### EXERCISE
Copy out each line of the material below with no changes.

### ITEMS
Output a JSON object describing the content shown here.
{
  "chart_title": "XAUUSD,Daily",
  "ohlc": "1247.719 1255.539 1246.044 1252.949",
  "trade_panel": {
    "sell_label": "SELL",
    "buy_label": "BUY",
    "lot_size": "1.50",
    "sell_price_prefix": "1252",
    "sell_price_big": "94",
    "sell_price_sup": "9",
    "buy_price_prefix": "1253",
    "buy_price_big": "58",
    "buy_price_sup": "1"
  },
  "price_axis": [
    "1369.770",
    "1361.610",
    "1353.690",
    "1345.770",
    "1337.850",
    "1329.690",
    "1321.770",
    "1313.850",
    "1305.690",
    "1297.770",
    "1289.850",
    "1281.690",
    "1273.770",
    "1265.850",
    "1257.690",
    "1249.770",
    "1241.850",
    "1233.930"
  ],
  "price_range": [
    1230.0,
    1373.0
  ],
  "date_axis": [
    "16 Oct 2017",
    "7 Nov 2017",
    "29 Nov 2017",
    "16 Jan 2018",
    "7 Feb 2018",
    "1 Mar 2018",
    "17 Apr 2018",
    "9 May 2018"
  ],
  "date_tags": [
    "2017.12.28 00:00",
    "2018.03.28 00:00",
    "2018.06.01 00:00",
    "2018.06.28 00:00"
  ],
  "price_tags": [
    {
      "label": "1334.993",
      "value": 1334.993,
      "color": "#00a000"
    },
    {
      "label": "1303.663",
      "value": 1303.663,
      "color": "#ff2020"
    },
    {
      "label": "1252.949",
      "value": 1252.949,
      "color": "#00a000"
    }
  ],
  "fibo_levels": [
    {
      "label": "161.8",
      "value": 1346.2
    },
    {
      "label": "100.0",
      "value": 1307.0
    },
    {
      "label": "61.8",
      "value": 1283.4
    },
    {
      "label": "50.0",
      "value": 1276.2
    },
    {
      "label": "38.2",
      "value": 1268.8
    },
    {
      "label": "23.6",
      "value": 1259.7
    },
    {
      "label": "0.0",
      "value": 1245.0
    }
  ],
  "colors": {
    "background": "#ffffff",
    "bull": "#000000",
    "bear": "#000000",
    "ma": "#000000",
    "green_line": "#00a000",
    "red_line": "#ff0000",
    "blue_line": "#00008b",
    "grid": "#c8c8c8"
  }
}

### EXERCISE RESPONSE
Output a JSON object describing the content shown here.
{
  "chart_title": "XAUUSD,Daily",
  "ohlc": "1247.719 1255.539 1246.044 1252.949",
  "trade_panel": {
    "sell_label": "SELL",
    "buy_label": "BUY",
    "lot_size": "1.50",
    "sell_price_prefix": "1252",
    "sell_price_big": "94",
    "sell_price_sup": "9",
    "buy_price_prefix": "1253",
    "buy_price_big": "58",
    "buy_price_sup": "1"
  },
  "price_axis": [
    "1369.770",
    "1361.610",
    "1353.690",
    "1345.770",
    "1337.850",
    "1329.690",
    "1321.770",
    "1313.850",
    "1305.690",
    "1297.770",
    "1289.850",
    "1281.690",
    "1273.770",
    "1265.850",
    "1257.690",
    "1249.770",
    "1241.850",
    "1233.930"
  ],
  "price_range": [
    1230.0,
    1373.0
  ],
  "date_axis": [
    "16 Oct 2017",
    "7 Nov 2017",
    "29 Nov 2017",
    "16 Jan 2018",
    "7 Feb 2018",
    "1 Mar 2018",
    "17 Apr 2018",
    "9 May 2018"
  ],
  "date_tags": [
    "2017.12.28 00:00",
    "2018.03.28 00:00",
    "2018.06.01 00:00",
    "2018.06.28 00:00"
  ],
  "price_tags": [
    {
      "label": "1334.993",
      "value": 1334.993,
      "color": "#00a000"
    },
    {
      "label": "1303.663",
      "value": 1303.663,
      "color": "#ff2020"
    },
    {
      "label": "1252.949",
      "value": 1252.949,
      "color": "#00a000"
    }
  ],
  "fibo_levels": [
    {
      "label": "161.8",
      "value": 1346.2
    },
    {
      "label": "100.0",
      "value": 1307.0
    },
    {
      "label": "61.8",
      "value": 1283.4
    },
    {
      "label": "50.0",
      "value": 1276.2
    },
    {
      "label": "38.2",
      "value": 1268.8
    },
    {
      "label": "23.6",
      "value": 1259.7
    },
    {
      "label": "0.0",
      "value": 1245.0
    }
  ],
  "colors": {
    "background": "#ffffff",
    "bull": "#000000",
    "bear": "#000000",
    "ma": "#000000",
    "green_line": "#00a000",
    "red_line": "#ff0000",
    "blue_line": "#00008b",
    "grid": "#c8c8c8"
  }
}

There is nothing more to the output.